◆ Exercise materials

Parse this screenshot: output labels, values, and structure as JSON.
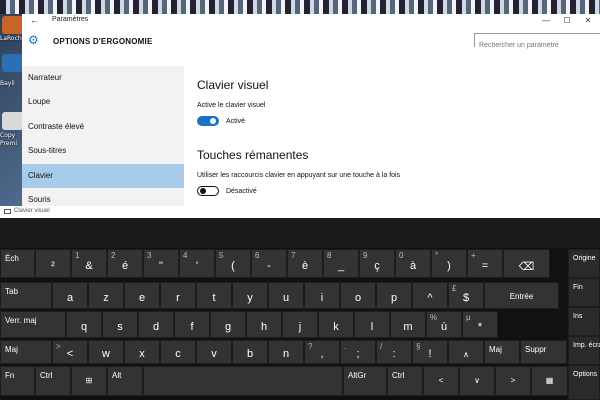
{
  "desktop": {
    "icon_labels": [
      "LaRoch",
      "",
      "Bayli",
      "Copy",
      "Premi"
    ]
  },
  "settings": {
    "window_title": "Paramètres",
    "back_icon": "back-arrow-icon",
    "header_title": "OPTIONS D'ERGONOMIE",
    "search_placeholder": "Rechercher un paramètre",
    "window_controls": {
      "minimize": "—",
      "maximize": "☐",
      "close": "✕"
    },
    "sidebar": [
      "Narrateur",
      "Loupe",
      "Contraste élevé",
      "Sous-titres",
      "Clavier",
      "Souris"
    ],
    "active_item": "Clavier",
    "sections": [
      {
        "title": "Clavier visuel",
        "label": "Active le clavier visuel",
        "state": "Activé",
        "on": true
      },
      {
        "title": "Touches rémanentes",
        "label": "Utiliser les raccourcis clavier en appuyant sur une touche à la fois",
        "state": "Désactivé",
        "on": false
      }
    ],
    "accent": "#1a73c8"
  },
  "osk": {
    "title": "Clavier visuel",
    "row1": [
      {
        "main": "Éch",
        "sup": "",
        "kind": "label"
      },
      {
        "main": "²",
        "sup": ""
      },
      {
        "main": "&",
        "sup": "1"
      },
      {
        "main": "é",
        "sup": "2"
      },
      {
        "main": "\"",
        "sup": "3"
      },
      {
        "main": "'",
        "sup": "4"
      },
      {
        "main": "(",
        "sup": "5"
      },
      {
        "main": "-",
        "sup": "6"
      },
      {
        "main": "è",
        "sup": "7"
      },
      {
        "main": "_",
        "sup": "8"
      },
      {
        "main": "ç",
        "sup": "9"
      },
      {
        "main": "à",
        "sup": "0"
      },
      {
        "main": ")",
        "sup": "°"
      },
      {
        "main": "=",
        "sup": "+"
      },
      {
        "main": "⌫",
        "sup": ""
      }
    ],
    "row2": [
      {
        "main": "Tab",
        "kind": "label"
      },
      {
        "main": "a"
      },
      {
        "main": "z"
      },
      {
        "main": "e"
      },
      {
        "main": "r"
      },
      {
        "main": "t"
      },
      {
        "main": "y"
      },
      {
        "main": "u"
      },
      {
        "main": "i"
      },
      {
        "main": "o"
      },
      {
        "main": "p"
      },
      {
        "main": "^",
        "sup": ""
      },
      {
        "main": "$",
        "sup": "£"
      },
      {
        "main": "Entrée",
        "kind": "center"
      }
    ],
    "row3": [
      {
        "main": "Verr. maj",
        "kind": "label"
      },
      {
        "main": "q"
      },
      {
        "main": "s"
      },
      {
        "main": "d"
      },
      {
        "main": "f"
      },
      {
        "main": "g"
      },
      {
        "main": "h"
      },
      {
        "main": "j"
      },
      {
        "main": "k"
      },
      {
        "main": "l"
      },
      {
        "main": "m"
      },
      {
        "main": "ù",
        "sup": "%"
      },
      {
        "main": "*",
        "sup": "µ"
      }
    ],
    "row4": [
      {
        "main": "Maj",
        "kind": "label"
      },
      {
        "main": "<",
        "sup": ">"
      },
      {
        "main": "w"
      },
      {
        "main": "x"
      },
      {
        "main": "c"
      },
      {
        "main": "v"
      },
      {
        "main": "b"
      },
      {
        "main": "n"
      },
      {
        "main": ",",
        "sup": "?"
      },
      {
        "main": ";",
        "sup": "."
      },
      {
        "main": ":",
        "sup": "/"
      },
      {
        "main": "!",
        "sup": "§"
      },
      {
        "main": "∧",
        "kind": "center"
      },
      {
        "main": "Maj",
        "kind": "label"
      },
      {
        "main": "Suppr",
        "kind": "label"
      }
    ],
    "row5": [
      {
        "main": "Fn",
        "kind": "label"
      },
      {
        "main": "Ctrl",
        "kind": "label"
      },
      {
        "main": "⊞",
        "kind": "center"
      },
      {
        "main": "Alt",
        "kind": "label"
      },
      {
        "main": "",
        "kind": "label"
      },
      {
        "main": "AltGr",
        "kind": "label"
      },
      {
        "main": "Ctrl",
        "kind": "label"
      },
      {
        "main": "<",
        "kind": "center"
      },
      {
        "main": "∨",
        "kind": "center"
      },
      {
        "main": ">",
        "kind": "center"
      },
      {
        "main": "▦",
        "kind": "center"
      }
    ],
    "side": [
      "Origine",
      "Fin",
      "Ins",
      "Imp. écra",
      "Options"
    ]
  }
}
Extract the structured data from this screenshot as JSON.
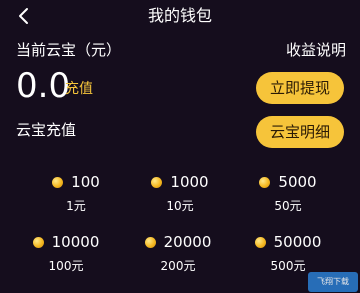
{
  "nav": {
    "title": "我的钱包"
  },
  "balance": {
    "label": "当前云宝（元）",
    "value": "0.0",
    "recharge_label": "充值",
    "income_link": "收益说明"
  },
  "buttons": {
    "withdraw": "立即提现",
    "detail": "云宝明细"
  },
  "section": {
    "recharge_title": "云宝充值"
  },
  "packages": [
    {
      "coins": "100",
      "price": "1元"
    },
    {
      "coins": "1000",
      "price": "10元"
    },
    {
      "coins": "5000",
      "price": "50元"
    },
    {
      "coins": "10000",
      "price": "100元"
    },
    {
      "coins": "20000",
      "price": "200元"
    },
    {
      "coins": "50000",
      "price": "500元"
    }
  ],
  "watermark": "飞翔下载",
  "colors": {
    "background": "#150d1d",
    "accent": "#f6c43a",
    "recharge_text": "#f7c63b"
  },
  "icons": {
    "back": "chevron-left-icon",
    "coin": "gold-coin-icon"
  }
}
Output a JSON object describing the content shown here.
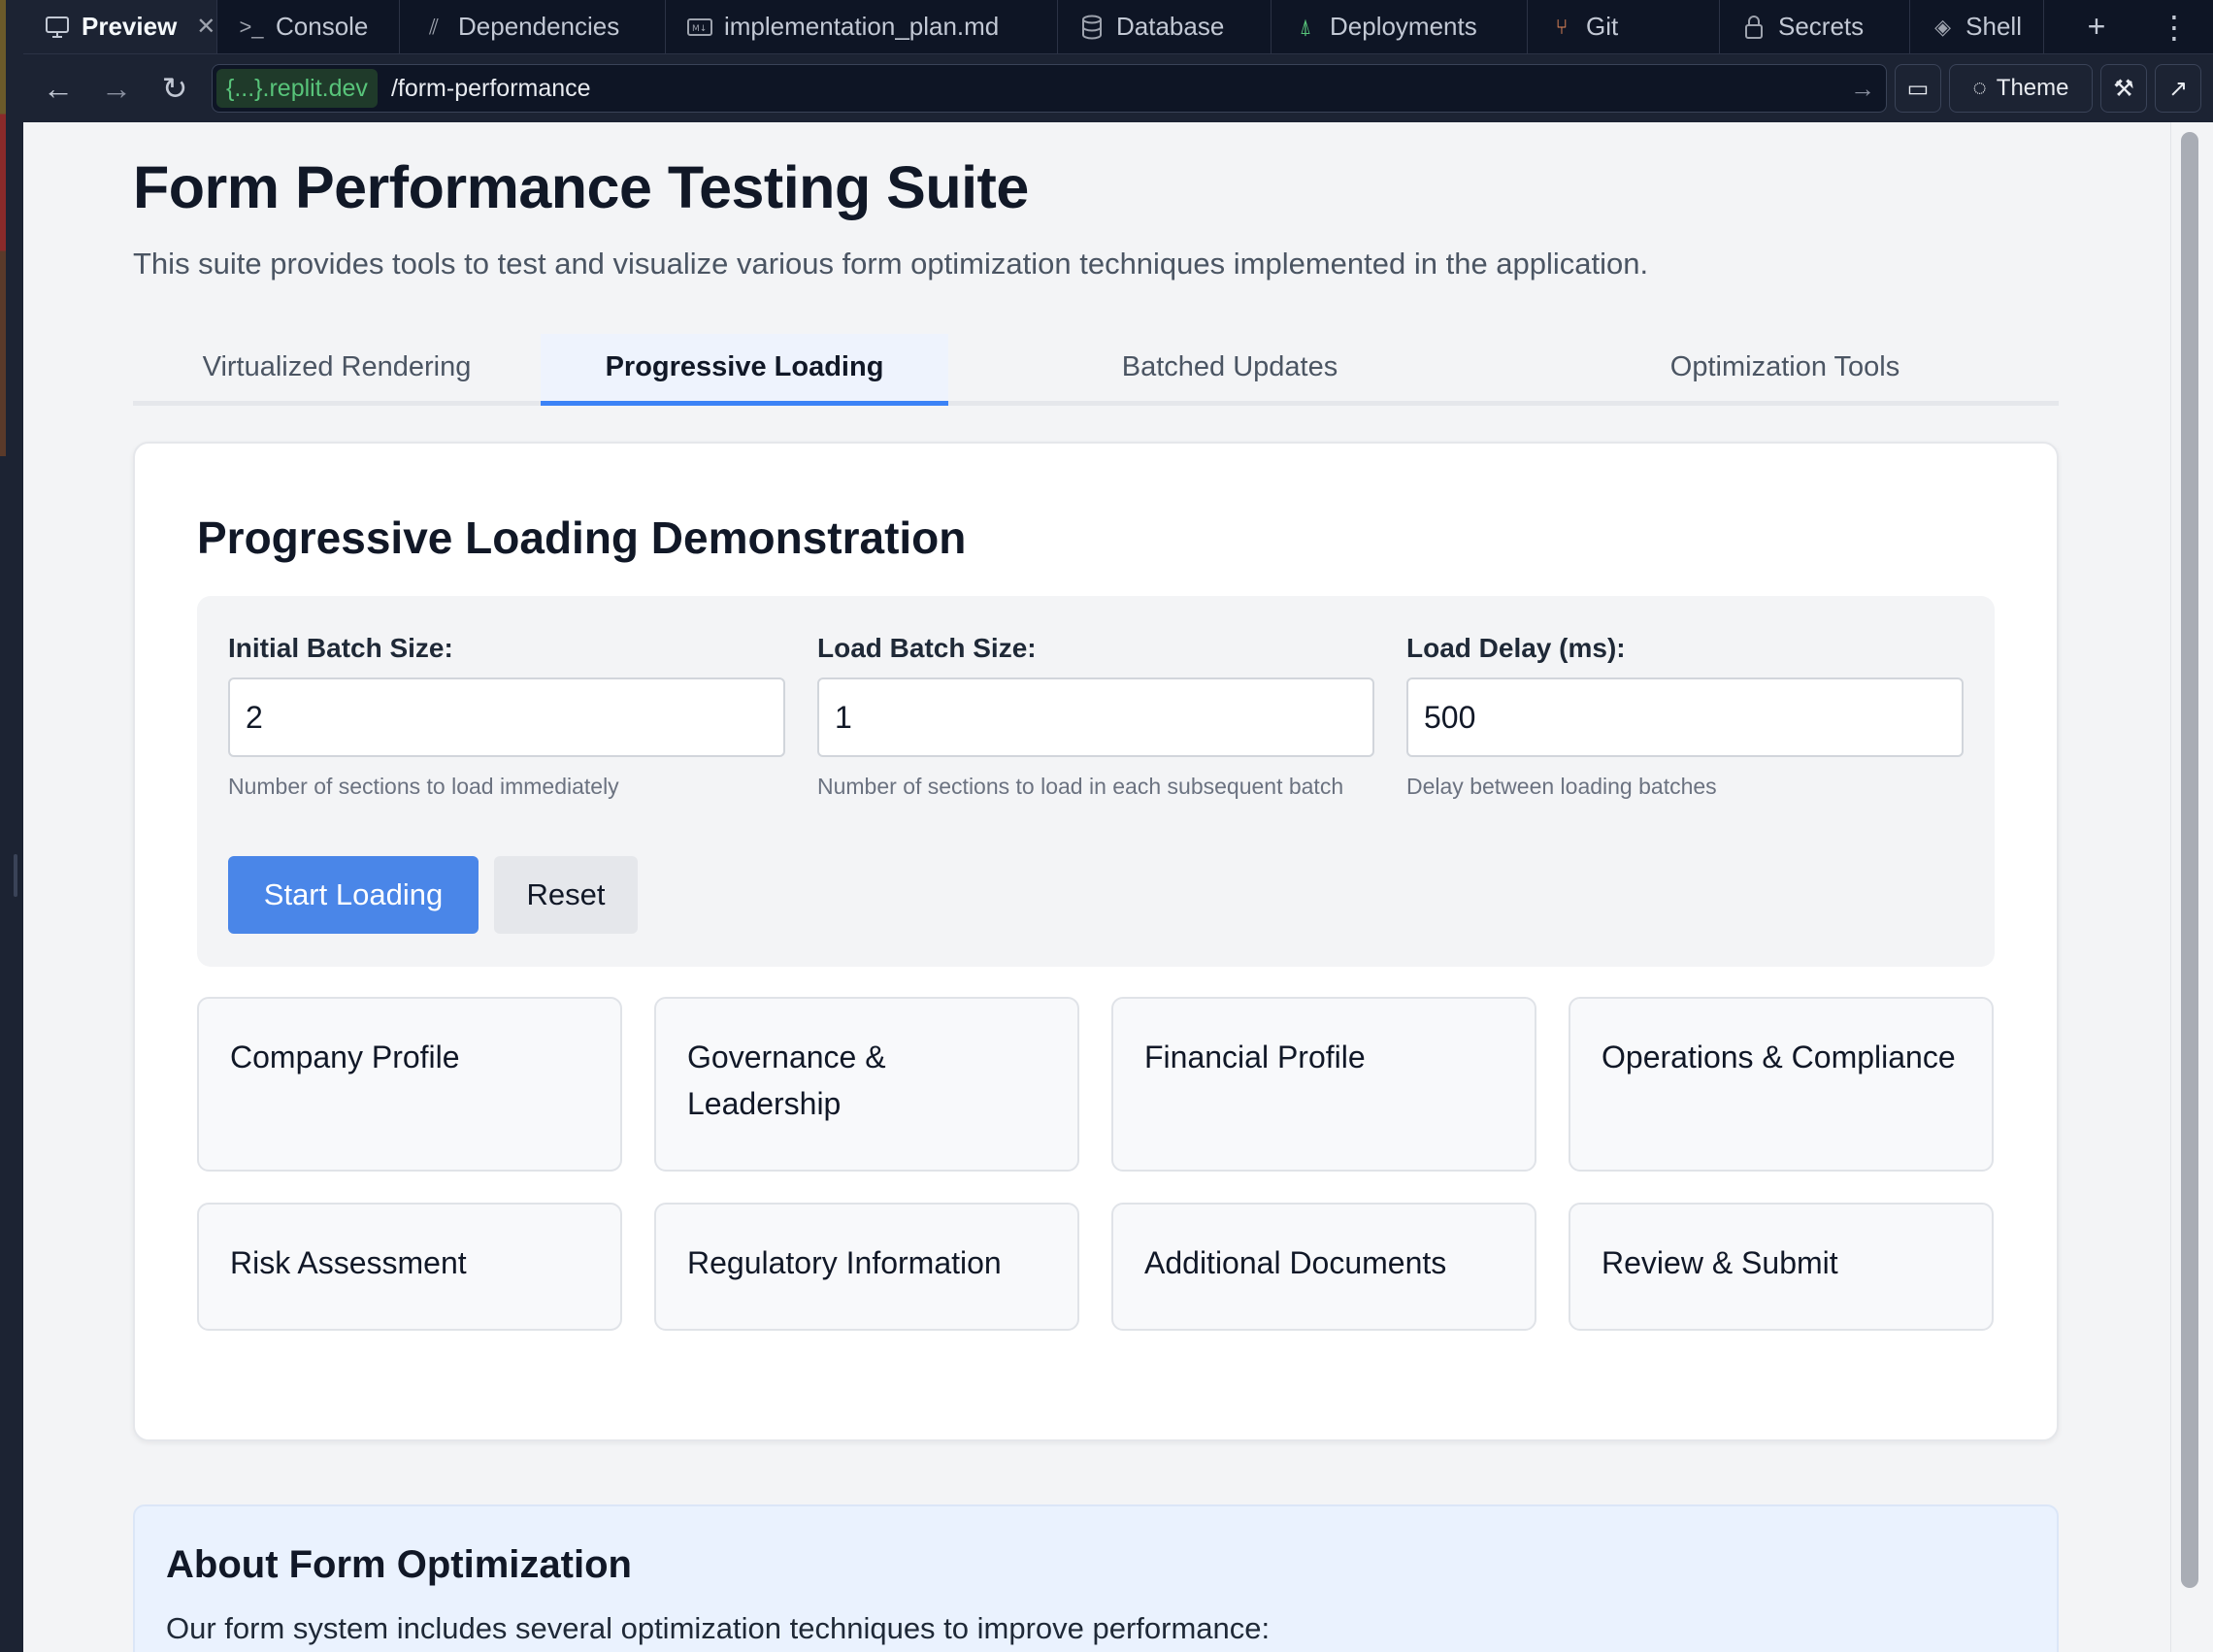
{
  "ide_tabs": [
    {
      "label": "Preview",
      "icon": "monitor-icon",
      "active": true
    },
    {
      "label": "Console",
      "icon": "terminal-icon"
    },
    {
      "label": "Dependencies",
      "icon": "dependencies-icon"
    },
    {
      "label": "implementation_plan.md",
      "icon": "markdown-icon"
    },
    {
      "label": "Database",
      "icon": "database-icon"
    },
    {
      "label": "Deployments",
      "icon": "deployments-icon"
    },
    {
      "label": "Git",
      "icon": "git-icon"
    },
    {
      "label": "Secrets",
      "icon": "lock-icon"
    },
    {
      "label": "Shell",
      "icon": "shell-icon"
    }
  ],
  "url_bar": {
    "host": "{...}.replit.dev",
    "path": "/form-performance",
    "theme_label": "Theme"
  },
  "page": {
    "title": "Form Performance Testing Suite",
    "lead": "This suite provides tools to test and visualize various form optimization techniques implemented in the application.",
    "tabs": [
      {
        "label": "Virtualized Rendering"
      },
      {
        "label": "Progressive Loading",
        "active": true
      },
      {
        "label": "Batched Updates"
      },
      {
        "label": "Optimization Tools"
      }
    ]
  },
  "demo": {
    "heading": "Progressive Loading Demonstration",
    "fields": [
      {
        "label": "Initial Batch Size:",
        "value": "2",
        "help": "Number of sections to load immediately"
      },
      {
        "label": "Load Batch Size:",
        "value": "1",
        "help": "Number of sections to load in each subsequent batch"
      },
      {
        "label": "Load Delay (ms):",
        "value": "500",
        "help": "Delay between loading batches"
      }
    ],
    "start_label": "Start Loading",
    "reset_label": "Reset",
    "sections": [
      "Company Profile",
      "Governance & Leadership",
      "Financial Profile",
      "Operations & Compliance",
      "Risk Assessment",
      "Regulatory Information",
      "Additional Documents",
      "Review & Submit"
    ]
  },
  "about": {
    "heading": "About Form Optimization",
    "text": "Our form system includes several optimization techniques to improve performance:"
  },
  "colors": {
    "accent": "#3b82f6",
    "primary_button": "#4a86e8",
    "ide_bg": "#0e1525",
    "page_bg": "#f3f4f6"
  }
}
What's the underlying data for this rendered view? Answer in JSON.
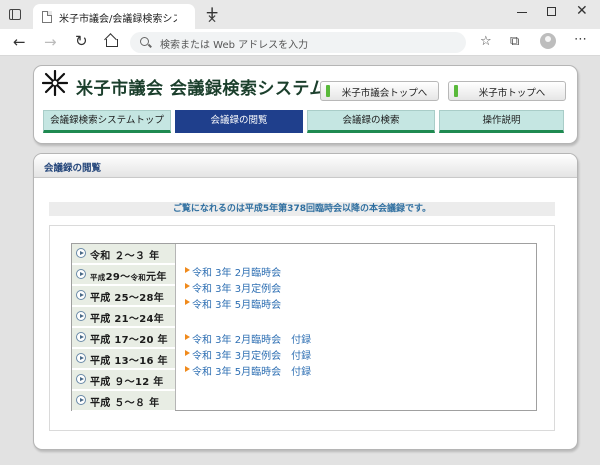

◆ What to work on
Go over the data above and copy every line that has the word "heading" in it.

◆ Output
    "heading": "Progressive Loading Demonstration",
    "heading": "About Form Optimization",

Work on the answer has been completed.